DO THIS
State how many lines of the entries hold the string "débits", and output nothing but that count.

RECORDS SHOWN
>> Begin

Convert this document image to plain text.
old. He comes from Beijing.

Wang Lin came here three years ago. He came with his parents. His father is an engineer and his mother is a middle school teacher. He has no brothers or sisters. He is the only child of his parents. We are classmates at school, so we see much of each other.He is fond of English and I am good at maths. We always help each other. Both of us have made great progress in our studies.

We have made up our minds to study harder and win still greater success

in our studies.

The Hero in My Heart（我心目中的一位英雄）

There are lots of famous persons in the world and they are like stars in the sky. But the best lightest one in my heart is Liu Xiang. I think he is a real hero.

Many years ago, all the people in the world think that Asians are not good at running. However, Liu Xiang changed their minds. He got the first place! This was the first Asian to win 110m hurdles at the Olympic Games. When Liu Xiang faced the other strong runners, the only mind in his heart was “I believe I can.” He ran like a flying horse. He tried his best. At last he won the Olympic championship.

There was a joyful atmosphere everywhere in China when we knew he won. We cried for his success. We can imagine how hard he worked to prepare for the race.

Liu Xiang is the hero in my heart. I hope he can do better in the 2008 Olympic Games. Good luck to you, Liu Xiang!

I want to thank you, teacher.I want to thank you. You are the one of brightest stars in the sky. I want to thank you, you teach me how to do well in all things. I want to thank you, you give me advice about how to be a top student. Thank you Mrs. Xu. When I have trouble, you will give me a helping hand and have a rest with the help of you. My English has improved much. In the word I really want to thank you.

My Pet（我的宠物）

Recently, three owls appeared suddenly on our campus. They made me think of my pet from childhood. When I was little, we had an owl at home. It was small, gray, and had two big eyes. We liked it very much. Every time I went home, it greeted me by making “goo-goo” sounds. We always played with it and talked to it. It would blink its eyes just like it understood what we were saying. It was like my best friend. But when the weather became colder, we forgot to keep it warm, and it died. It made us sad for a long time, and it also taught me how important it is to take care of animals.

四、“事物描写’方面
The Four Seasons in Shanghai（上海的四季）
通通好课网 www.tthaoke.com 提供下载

>> End
>> Begin

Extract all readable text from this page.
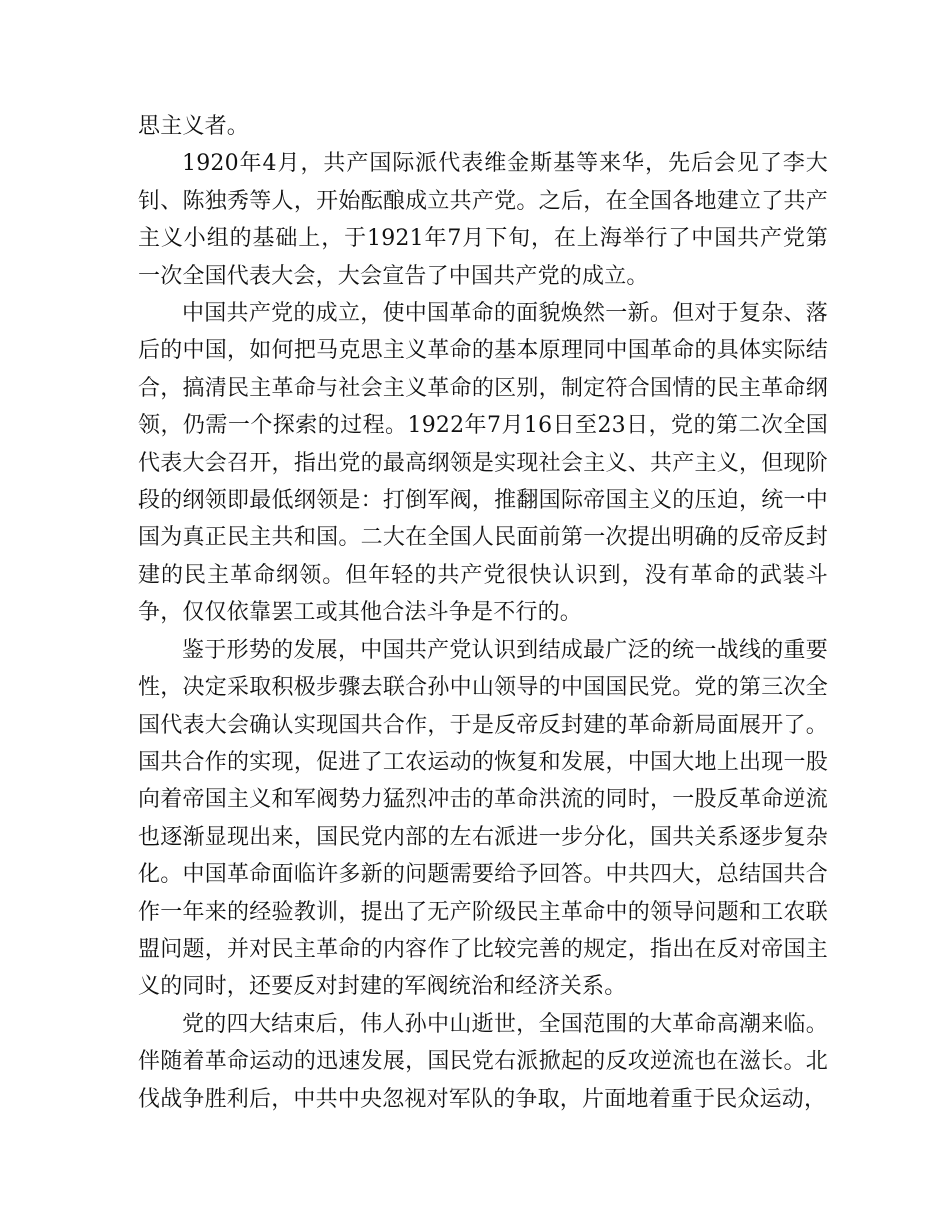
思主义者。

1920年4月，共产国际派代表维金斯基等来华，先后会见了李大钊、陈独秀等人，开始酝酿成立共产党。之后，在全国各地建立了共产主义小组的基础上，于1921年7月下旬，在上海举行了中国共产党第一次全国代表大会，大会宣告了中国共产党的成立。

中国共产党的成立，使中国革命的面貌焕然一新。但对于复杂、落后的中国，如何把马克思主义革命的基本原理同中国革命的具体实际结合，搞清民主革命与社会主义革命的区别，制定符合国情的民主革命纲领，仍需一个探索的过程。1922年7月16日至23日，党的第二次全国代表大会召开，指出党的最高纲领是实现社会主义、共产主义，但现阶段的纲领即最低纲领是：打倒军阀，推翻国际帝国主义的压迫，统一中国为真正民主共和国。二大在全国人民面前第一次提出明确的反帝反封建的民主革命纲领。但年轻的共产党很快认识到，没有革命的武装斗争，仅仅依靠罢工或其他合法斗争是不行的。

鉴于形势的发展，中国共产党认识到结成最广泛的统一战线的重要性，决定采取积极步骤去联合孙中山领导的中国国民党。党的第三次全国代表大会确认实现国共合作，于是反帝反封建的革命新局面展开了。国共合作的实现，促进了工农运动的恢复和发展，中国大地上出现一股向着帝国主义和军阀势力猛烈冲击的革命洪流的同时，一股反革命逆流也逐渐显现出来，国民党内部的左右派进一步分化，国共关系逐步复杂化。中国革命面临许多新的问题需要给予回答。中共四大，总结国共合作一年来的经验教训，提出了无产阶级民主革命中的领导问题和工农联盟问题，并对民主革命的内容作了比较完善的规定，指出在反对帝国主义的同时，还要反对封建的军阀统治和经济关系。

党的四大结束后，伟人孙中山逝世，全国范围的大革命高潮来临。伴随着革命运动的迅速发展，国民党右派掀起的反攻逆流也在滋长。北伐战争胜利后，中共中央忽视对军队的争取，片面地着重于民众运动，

>> End
>> Begin

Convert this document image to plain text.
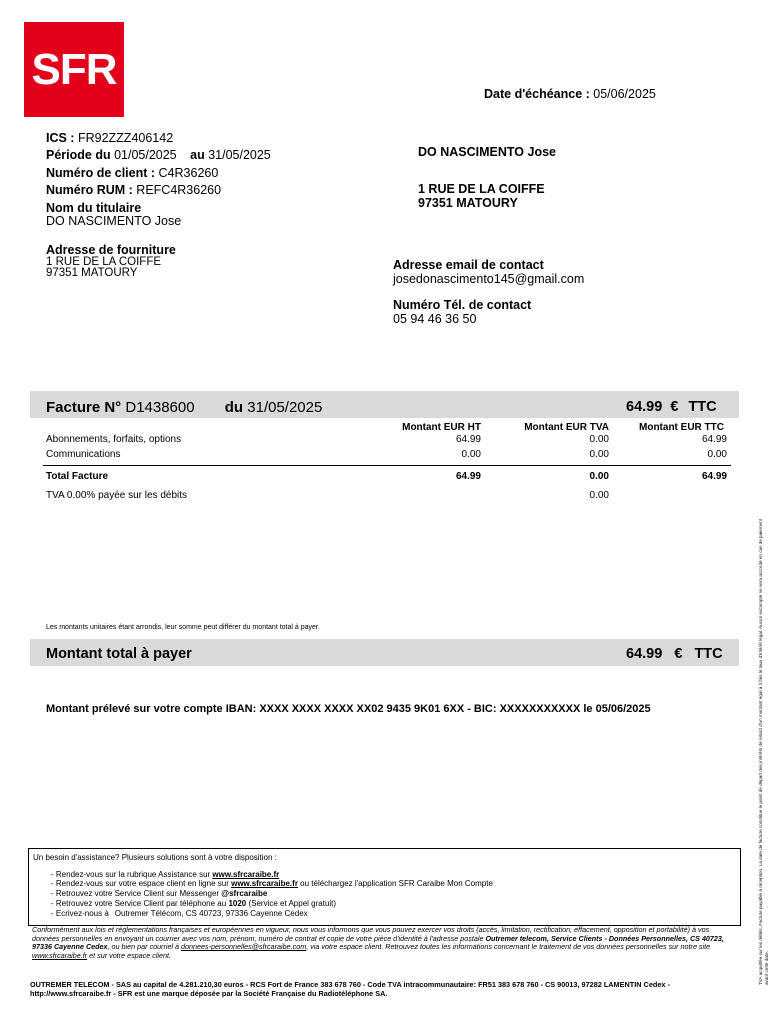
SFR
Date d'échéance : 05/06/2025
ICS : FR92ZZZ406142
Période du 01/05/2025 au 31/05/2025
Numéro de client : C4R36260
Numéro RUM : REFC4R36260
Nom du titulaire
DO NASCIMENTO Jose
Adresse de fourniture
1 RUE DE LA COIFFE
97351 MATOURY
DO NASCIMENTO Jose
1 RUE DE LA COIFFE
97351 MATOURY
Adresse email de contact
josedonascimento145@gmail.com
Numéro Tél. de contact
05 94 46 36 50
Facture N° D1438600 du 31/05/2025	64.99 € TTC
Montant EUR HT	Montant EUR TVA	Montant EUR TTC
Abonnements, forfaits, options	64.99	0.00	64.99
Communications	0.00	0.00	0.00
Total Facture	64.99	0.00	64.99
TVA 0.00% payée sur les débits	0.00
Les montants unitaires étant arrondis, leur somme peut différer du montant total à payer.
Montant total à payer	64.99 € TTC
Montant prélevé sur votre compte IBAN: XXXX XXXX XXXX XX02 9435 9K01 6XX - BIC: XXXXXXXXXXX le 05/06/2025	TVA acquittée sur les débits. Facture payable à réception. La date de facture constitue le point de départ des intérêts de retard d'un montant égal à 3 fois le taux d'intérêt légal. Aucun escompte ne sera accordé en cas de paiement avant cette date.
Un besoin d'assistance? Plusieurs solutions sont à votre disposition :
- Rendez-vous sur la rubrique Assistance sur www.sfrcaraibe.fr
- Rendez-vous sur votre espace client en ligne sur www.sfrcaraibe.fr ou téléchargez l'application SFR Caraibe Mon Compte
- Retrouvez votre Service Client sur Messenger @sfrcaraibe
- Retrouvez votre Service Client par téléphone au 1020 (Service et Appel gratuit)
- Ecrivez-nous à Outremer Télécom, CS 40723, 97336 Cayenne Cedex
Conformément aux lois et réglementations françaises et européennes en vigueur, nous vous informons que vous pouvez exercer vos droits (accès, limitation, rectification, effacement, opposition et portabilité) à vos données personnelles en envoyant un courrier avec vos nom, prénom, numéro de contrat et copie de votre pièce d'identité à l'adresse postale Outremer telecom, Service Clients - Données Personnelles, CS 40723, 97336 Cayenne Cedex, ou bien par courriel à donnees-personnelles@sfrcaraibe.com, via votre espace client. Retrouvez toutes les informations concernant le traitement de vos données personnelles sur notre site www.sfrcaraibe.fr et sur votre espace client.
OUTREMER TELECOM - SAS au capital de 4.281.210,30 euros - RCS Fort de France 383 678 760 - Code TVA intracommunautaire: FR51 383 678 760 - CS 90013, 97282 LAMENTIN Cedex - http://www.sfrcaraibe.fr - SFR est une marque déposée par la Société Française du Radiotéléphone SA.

>> End

PROBLEM SOLUTION
2